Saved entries
— begin —
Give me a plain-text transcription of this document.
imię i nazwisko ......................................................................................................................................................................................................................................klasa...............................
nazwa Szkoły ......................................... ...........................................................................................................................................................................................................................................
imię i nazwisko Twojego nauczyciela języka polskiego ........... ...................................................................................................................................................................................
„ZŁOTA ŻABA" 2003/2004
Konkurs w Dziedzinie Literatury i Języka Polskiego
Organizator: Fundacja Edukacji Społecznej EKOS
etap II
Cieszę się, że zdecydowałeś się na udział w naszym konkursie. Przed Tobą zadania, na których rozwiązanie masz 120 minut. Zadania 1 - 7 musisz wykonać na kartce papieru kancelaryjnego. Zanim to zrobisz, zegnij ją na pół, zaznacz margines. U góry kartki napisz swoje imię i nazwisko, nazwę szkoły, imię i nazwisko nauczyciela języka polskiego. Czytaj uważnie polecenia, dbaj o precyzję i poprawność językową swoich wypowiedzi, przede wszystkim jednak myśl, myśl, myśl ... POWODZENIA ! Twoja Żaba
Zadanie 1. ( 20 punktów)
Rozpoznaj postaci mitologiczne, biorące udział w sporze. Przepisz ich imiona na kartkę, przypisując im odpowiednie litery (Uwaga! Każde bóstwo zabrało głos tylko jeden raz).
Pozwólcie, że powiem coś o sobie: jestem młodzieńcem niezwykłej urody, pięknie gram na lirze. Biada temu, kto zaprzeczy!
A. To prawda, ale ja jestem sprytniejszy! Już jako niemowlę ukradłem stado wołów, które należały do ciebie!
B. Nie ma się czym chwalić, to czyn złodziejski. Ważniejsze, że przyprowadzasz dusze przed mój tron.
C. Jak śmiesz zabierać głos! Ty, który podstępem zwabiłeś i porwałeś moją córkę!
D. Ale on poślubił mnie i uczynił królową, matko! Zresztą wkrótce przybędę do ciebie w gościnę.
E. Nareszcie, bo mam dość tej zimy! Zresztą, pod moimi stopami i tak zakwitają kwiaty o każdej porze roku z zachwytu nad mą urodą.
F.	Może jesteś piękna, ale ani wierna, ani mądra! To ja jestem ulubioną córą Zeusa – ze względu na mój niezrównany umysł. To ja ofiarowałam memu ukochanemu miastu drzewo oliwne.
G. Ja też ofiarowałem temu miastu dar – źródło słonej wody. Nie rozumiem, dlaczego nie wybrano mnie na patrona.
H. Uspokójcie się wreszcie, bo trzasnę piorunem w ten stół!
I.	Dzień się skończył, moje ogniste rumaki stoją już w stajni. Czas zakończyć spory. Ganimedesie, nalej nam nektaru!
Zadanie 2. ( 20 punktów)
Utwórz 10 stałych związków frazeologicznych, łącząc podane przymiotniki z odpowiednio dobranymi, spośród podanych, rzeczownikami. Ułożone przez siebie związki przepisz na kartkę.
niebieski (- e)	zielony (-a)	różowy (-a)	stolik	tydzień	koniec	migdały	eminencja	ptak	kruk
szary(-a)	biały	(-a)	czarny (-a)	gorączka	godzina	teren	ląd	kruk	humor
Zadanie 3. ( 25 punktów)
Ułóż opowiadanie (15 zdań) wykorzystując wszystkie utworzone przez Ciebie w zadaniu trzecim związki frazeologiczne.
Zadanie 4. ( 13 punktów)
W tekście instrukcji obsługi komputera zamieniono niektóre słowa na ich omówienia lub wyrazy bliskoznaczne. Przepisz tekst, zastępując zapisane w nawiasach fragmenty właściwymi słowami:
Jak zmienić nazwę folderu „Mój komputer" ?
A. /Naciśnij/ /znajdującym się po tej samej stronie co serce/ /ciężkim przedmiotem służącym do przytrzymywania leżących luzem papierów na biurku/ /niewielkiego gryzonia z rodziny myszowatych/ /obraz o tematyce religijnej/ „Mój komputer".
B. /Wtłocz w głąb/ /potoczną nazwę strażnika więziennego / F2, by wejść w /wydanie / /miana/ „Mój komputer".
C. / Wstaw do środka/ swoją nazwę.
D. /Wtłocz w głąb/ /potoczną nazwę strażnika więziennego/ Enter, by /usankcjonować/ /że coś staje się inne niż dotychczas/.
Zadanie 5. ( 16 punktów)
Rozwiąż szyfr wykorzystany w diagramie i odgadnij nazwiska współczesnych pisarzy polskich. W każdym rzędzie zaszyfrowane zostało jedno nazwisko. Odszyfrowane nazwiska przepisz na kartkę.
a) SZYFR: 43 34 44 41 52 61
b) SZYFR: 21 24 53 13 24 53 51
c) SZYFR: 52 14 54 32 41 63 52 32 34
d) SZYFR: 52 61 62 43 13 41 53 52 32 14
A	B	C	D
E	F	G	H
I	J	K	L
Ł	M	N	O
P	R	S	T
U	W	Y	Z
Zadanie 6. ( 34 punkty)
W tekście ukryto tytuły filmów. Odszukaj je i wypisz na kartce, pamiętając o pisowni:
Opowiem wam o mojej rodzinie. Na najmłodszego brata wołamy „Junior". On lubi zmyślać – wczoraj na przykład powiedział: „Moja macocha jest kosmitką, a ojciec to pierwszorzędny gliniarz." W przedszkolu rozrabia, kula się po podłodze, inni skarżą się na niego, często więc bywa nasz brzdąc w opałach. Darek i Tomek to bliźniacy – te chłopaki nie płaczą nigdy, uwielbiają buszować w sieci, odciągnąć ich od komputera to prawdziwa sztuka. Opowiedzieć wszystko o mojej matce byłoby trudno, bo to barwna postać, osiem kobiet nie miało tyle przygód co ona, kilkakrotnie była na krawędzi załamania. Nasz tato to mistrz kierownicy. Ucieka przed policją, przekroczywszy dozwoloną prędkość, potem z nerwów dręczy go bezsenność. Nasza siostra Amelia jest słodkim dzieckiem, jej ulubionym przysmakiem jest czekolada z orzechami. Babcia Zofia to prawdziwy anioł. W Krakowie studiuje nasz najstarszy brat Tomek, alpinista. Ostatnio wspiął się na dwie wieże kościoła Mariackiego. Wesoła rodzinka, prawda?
— end —
## EXERCISE AIM
The data above must be returned in full, exactly as written.

## THE SOLUTION
Give me a plain-text transcription of this document.
imię i nazwisko ......................................................................................................................................................................................................................................klasa...............................
nazwa Szkoły ......................................... ...........................................................................................................................................................................................................................................
imię i nazwisko Twojego nauczyciela języka polskiego ........... ...................................................................................................................................................................................
„ZŁOTA ŻABA" 2003/2004
Konkurs w Dziedzinie Literatury i Języka Polskiego
Organizator: Fundacja Edukacji Społecznej EKOS
etap II
Cieszę się, że zdecydowałeś się na udział w naszym konkursie. Przed Tobą zadania, na których rozwiązanie masz 120 minut. Zadania 1 - 7 musisz wykonać na kartce papieru kancelaryjnego. Zanim to zrobisz, zegnij ją na pół, zaznacz margines. U góry kartki napisz swoje imię i nazwisko, nazwę szkoły, imię i nazwisko nauczyciela języka polskiego. Czytaj uważnie polecenia, dbaj o precyzję i poprawność językową swoich wypowiedzi, przede wszystkim jednak myśl, myśl, myśl ... POWODZENIA ! Twoja Żaba
Zadanie 1. ( 20 punktów)
Rozpoznaj postaci mitologiczne, biorące udział w sporze. Przepisz ich imiona na kartkę, przypisując im odpowiednie litery (Uwaga! Każde bóstwo zabrało głos tylko jeden raz).
Pozwólcie, że powiem coś o sobie: jestem młodzieńcem niezwykłej urody, pięknie gram na lirze. Biada temu, kto zaprzeczy!
A. To prawda, ale ja jestem sprytniejszy! Już jako niemowlę ukradłem stado wołów, które należały do ciebie!
B. Nie ma się czym chwalić, to czyn złodziejski. Ważniejsze, że przyprowadzasz dusze przed mój tron.
C. Jak śmiesz zabierać głos! Ty, który podstępem zwabiłeś i porwałeś moją córkę!
D. Ale on poślubił mnie i uczynił królową, matko! Zresztą wkrótce przybędę do ciebie w gościnę.
E. Nareszcie, bo mam dość tej zimy! Zresztą, pod moimi stopami i tak zakwitają kwiaty o każdej porze roku z zachwytu nad mą urodą.
F.	Może jesteś piękna, ale ani wierna, ani mądra! To ja jestem ulubioną córą Zeusa – ze względu na mój niezrównany umysł. To ja ofiarowałam memu ukochanemu miastu drzewo oliwne.
G. Ja też ofiarowałem temu miastu dar – źródło słonej wody. Nie rozumiem, dlaczego nie wybrano mnie na patrona.
H. Uspokójcie się wreszcie, bo trzasnę piorunem w ten stół!
I.	Dzień się skończył, moje ogniste rumaki stoją już w stajni. Czas zakończyć spory. Ganimedesie, nalej nam nektaru!
Zadanie 2. ( 20 punktów)
Utwórz 10 stałych związków frazeologicznych, łącząc podane przymiotniki z odpowiednio dobranymi, spośród podanych, rzeczownikami. Ułożone przez siebie związki przepisz na kartkę.
niebieski (- e)	zielony (-a)	różowy (-a)	stolik	tydzień	koniec	migdały	eminencja	ptak	kruk
szary(-a)	biały	(-a)	czarny (-a)	gorączka	godzina	teren	ląd	kruk	humor
Zadanie 3. ( 25 punktów)
Ułóż opowiadanie (15 zdań) wykorzystując wszystkie utworzone przez Ciebie w zadaniu trzecim związki frazeologiczne.
Zadanie 4. ( 13 punktów)
W tekście instrukcji obsługi komputera zamieniono niektóre słowa na ich omówienia lub wyrazy bliskoznaczne. Przepisz tekst, zastępując zapisane w nawiasach fragmenty właściwymi słowami:
Jak zmienić nazwę folderu „Mój komputer" ?
A. /Naciśnij/ /znajdującym się po tej samej stronie co serce/ /ciężkim przedmiotem służącym do przytrzymywania leżących luzem papierów na biurku/ /niewielkiego gryzonia z rodziny myszowatych/ /obraz o tematyce religijnej/ „Mój komputer".
B. /Wtłocz w głąb/ /potoczną nazwę strażnika więziennego / F2, by wejść w /wydanie / /miana/ „Mój komputer".
C. / Wstaw do środka/ swoją nazwę.
D. /Wtłocz w głąb/ /potoczną nazwę strażnika więziennego/ Enter, by /usankcjonować/ /że coś staje się inne niż dotychczas/.
Zadanie 5. ( 16 punktów)
Rozwiąż szyfr wykorzystany w diagramie i odgadnij nazwiska współczesnych pisarzy polskich. W każdym rzędzie zaszyfrowane zostało jedno nazwisko. Odszyfrowane nazwiska przepisz na kartkę.
a) SZYFR: 43 34 44 41 52 61
b) SZYFR: 21 24 53 13 24 53 51
c) SZYFR: 52 14 54 32 41 63 52 32 34
d) SZYFR: 52 61 62 43 13 41 53 52 32 14
A	B	C	D
E	F	G	H
I	J	K	L
Ł	M	N	O
P	R	S	T
U	W	Y	Z
Zadanie 6. ( 34 punkty)
W tekście ukryto tytuły filmów. Odszukaj je i wypisz na kartce, pamiętając o pisowni:
Opowiem wam o mojej rodzinie. Na najmłodszego brata wołamy „Junior". On lubi zmyślać – wczoraj na przykład powiedział: „Moja macocha jest kosmitką, a ojciec to pierwszorzędny gliniarz." W przedszkolu rozrabia, kula się po podłodze, inni skarżą się na niego, często więc bywa nasz brzdąc w opałach. Darek i Tomek to bliźniacy – te chłopaki nie płaczą nigdy, uwielbiają buszować w sieci, odciągnąć ich od komputera to prawdziwa sztuka. Opowiedzieć wszystko o mojej matce byłoby trudno, bo to barwna postać, osiem kobiet nie miało tyle przygód co ona, kilkakrotnie była na krawędzi załamania. Nasz tato to mistrz kierownicy. Ucieka przed policją, przekroczywszy dozwoloną prędkość, potem z nerwów dręczy go bezsenność. Nasza siostra Amelia jest słodkim dzieckiem, jej ulubionym przysmakiem jest czekolada z orzechami. Babcia Zofia to prawdziwy anioł. W Krakowie studiuje nasz najstarszy brat Tomek, alpinista. Ostatnio wspiął się na dwie wieże kościoła Mariackiego. Wesoła rodzinka, prawda?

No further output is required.